▶ Objective: Go through the data below and copy it exactly, skipping every picture.

▶ Records supplied:
----------------

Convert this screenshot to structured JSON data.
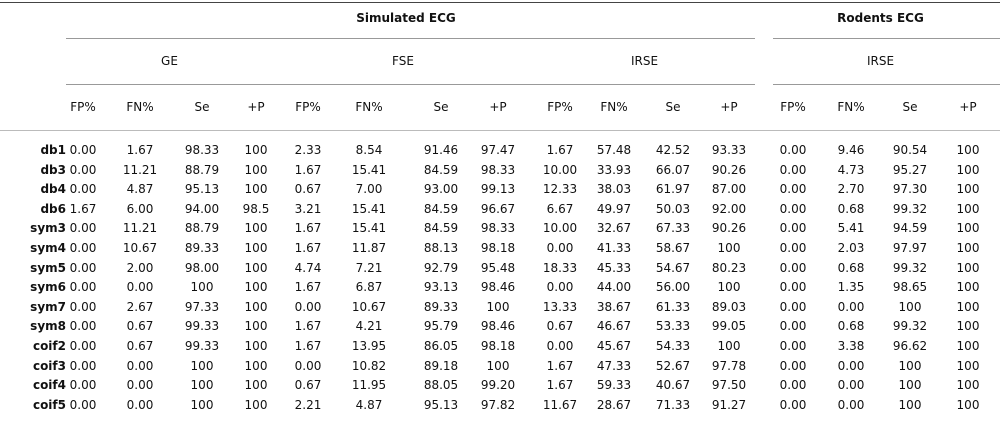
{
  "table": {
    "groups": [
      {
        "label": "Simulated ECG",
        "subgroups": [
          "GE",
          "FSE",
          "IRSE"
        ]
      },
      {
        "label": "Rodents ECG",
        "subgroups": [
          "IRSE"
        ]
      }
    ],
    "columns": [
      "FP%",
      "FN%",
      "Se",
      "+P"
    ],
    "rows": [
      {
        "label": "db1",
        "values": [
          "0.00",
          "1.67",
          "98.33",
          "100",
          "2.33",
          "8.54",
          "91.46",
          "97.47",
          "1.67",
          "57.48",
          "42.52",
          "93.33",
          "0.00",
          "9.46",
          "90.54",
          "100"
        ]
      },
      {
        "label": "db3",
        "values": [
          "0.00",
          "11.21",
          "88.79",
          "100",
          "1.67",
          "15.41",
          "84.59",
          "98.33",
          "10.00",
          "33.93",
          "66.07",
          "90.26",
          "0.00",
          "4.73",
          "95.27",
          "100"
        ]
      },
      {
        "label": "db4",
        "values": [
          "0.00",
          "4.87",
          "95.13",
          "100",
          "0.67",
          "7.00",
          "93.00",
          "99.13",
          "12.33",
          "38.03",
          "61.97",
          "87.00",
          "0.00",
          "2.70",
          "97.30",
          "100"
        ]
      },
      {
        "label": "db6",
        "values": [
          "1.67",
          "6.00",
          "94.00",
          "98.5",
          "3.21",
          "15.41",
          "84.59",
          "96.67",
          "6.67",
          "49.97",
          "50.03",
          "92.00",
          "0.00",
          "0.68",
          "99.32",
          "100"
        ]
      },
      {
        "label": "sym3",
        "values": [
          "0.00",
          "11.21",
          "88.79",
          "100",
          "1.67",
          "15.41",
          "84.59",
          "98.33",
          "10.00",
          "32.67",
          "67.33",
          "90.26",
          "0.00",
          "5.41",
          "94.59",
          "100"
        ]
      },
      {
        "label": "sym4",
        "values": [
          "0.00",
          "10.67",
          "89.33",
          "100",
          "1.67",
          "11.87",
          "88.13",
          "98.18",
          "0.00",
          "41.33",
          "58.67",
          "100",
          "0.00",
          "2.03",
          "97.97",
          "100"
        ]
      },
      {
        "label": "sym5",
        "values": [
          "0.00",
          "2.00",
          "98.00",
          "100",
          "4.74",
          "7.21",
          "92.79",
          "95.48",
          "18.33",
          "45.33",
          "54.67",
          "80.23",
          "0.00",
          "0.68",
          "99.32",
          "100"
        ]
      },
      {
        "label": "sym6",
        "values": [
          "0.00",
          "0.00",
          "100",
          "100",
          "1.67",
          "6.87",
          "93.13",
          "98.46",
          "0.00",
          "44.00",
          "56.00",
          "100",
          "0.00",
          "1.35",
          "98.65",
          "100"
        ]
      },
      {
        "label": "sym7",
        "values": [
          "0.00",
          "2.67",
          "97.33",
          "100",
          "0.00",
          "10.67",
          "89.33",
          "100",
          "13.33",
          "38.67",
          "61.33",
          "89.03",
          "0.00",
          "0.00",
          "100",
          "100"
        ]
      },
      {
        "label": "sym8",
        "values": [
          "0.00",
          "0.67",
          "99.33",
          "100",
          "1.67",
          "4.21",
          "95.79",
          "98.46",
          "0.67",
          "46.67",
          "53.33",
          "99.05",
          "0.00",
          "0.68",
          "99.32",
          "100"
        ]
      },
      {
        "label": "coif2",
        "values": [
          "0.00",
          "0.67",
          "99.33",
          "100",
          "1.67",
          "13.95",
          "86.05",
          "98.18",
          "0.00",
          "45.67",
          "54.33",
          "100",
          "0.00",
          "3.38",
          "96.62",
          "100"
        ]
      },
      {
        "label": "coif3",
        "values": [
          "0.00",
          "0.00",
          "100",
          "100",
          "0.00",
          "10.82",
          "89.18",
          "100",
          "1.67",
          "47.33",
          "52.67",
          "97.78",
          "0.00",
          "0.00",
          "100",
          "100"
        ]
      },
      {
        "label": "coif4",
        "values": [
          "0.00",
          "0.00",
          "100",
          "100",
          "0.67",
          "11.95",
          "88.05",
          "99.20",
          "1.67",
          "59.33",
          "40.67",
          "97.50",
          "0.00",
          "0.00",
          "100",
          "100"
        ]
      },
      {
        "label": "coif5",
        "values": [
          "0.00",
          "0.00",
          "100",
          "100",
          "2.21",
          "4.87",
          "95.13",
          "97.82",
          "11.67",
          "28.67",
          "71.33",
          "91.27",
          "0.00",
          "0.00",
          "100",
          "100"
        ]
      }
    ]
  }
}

----------------

▶ Complete output:
Convert this screenshot to structured JSON data.
{
  "table": {
    "groups": [
      {
        "label": "Simulated ECG",
        "subgroups": [
          "GE",
          "FSE",
          "IRSE"
        ]
      },
      {
        "label": "Rodents ECG",
        "subgroups": [
          "IRSE"
        ]
      }
    ],
    "columns": [
      "FP%",
      "FN%",
      "Se",
      "+P"
    ],
    "rows": [
      {
        "label": "db1",
        "values": [
          "0.00",
          "1.67",
          "98.33",
          "100",
          "2.33",
          "8.54",
          "91.46",
          "97.47",
          "1.67",
          "57.48",
          "42.52",
          "93.33",
          "0.00",
          "9.46",
          "90.54",
          "100"
        ]
      },
      {
        "label": "db3",
        "values": [
          "0.00",
          "11.21",
          "88.79",
          "100",
          "1.67",
          "15.41",
          "84.59",
          "98.33",
          "10.00",
          "33.93",
          "66.07",
          "90.26",
          "0.00",
          "4.73",
          "95.27",
          "100"
        ]
      },
      {
        "label": "db4",
        "values": [
          "0.00",
          "4.87",
          "95.13",
          "100",
          "0.67",
          "7.00",
          "93.00",
          "99.13",
          "12.33",
          "38.03",
          "61.97",
          "87.00",
          "0.00",
          "2.70",
          "97.30",
          "100"
        ]
      },
      {
        "label": "db6",
        "values": [
          "1.67",
          "6.00",
          "94.00",
          "98.5",
          "3.21",
          "15.41",
          "84.59",
          "96.67",
          "6.67",
          "49.97",
          "50.03",
          "92.00",
          "0.00",
          "0.68",
          "99.32",
          "100"
        ]
      },
      {
        "label": "sym3",
        "values": [
          "0.00",
          "11.21",
          "88.79",
          "100",
          "1.67",
          "15.41",
          "84.59",
          "98.33",
          "10.00",
          "32.67",
          "67.33",
          "90.26",
          "0.00",
          "5.41",
          "94.59",
          "100"
        ]
      },
      {
        "label": "sym4",
        "values": [
          "0.00",
          "10.67",
          "89.33",
          "100",
          "1.67",
          "11.87",
          "88.13",
          "98.18",
          "0.00",
          "41.33",
          "58.67",
          "100",
          "0.00",
          "2.03",
          "97.97",
          "100"
        ]
      },
      {
        "label": "sym5",
        "values": [
          "0.00",
          "2.00",
          "98.00",
          "100",
          "4.74",
          "7.21",
          "92.79",
          "95.48",
          "18.33",
          "45.33",
          "54.67",
          "80.23",
          "0.00",
          "0.68",
          "99.32",
          "100"
        ]
      },
      {
        "label": "sym6",
        "values": [
          "0.00",
          "0.00",
          "100",
          "100",
          "1.67",
          "6.87",
          "93.13",
          "98.46",
          "0.00",
          "44.00",
          "56.00",
          "100",
          "0.00",
          "1.35",
          "98.65",
          "100"
        ]
      },
      {
        "label": "sym7",
        "values": [
          "0.00",
          "2.67",
          "97.33",
          "100",
          "0.00",
          "10.67",
          "89.33",
          "100",
          "13.33",
          "38.67",
          "61.33",
          "89.03",
          "0.00",
          "0.00",
          "100",
          "100"
        ]
      },
      {
        "label": "sym8",
        "values": [
          "0.00",
          "0.67",
          "99.33",
          "100",
          "1.67",
          "4.21",
          "95.79",
          "98.46",
          "0.67",
          "46.67",
          "53.33",
          "99.05",
          "0.00",
          "0.68",
          "99.32",
          "100"
        ]
      },
      {
        "label": "coif2",
        "values": [
          "0.00",
          "0.67",
          "99.33",
          "100",
          "1.67",
          "13.95",
          "86.05",
          "98.18",
          "0.00",
          "45.67",
          "54.33",
          "100",
          "0.00",
          "3.38",
          "96.62",
          "100"
        ]
      },
      {
        "label": "coif3",
        "values": [
          "0.00",
          "0.00",
          "100",
          "100",
          "0.00",
          "10.82",
          "89.18",
          "100",
          "1.67",
          "47.33",
          "52.67",
          "97.78",
          "0.00",
          "0.00",
          "100",
          "100"
        ]
      },
      {
        "label": "coif4",
        "values": [
          "0.00",
          "0.00",
          "100",
          "100",
          "0.67",
          "11.95",
          "88.05",
          "99.20",
          "1.67",
          "59.33",
          "40.67",
          "97.50",
          "0.00",
          "0.00",
          "100",
          "100"
        ]
      },
      {
        "label": "coif5",
        "values": [
          "0.00",
          "0.00",
          "100",
          "100",
          "2.21",
          "4.87",
          "95.13",
          "97.82",
          "11.67",
          "28.67",
          "71.33",
          "91.27",
          "0.00",
          "0.00",
          "100",
          "100"
        ]
      }
    ]
  }
}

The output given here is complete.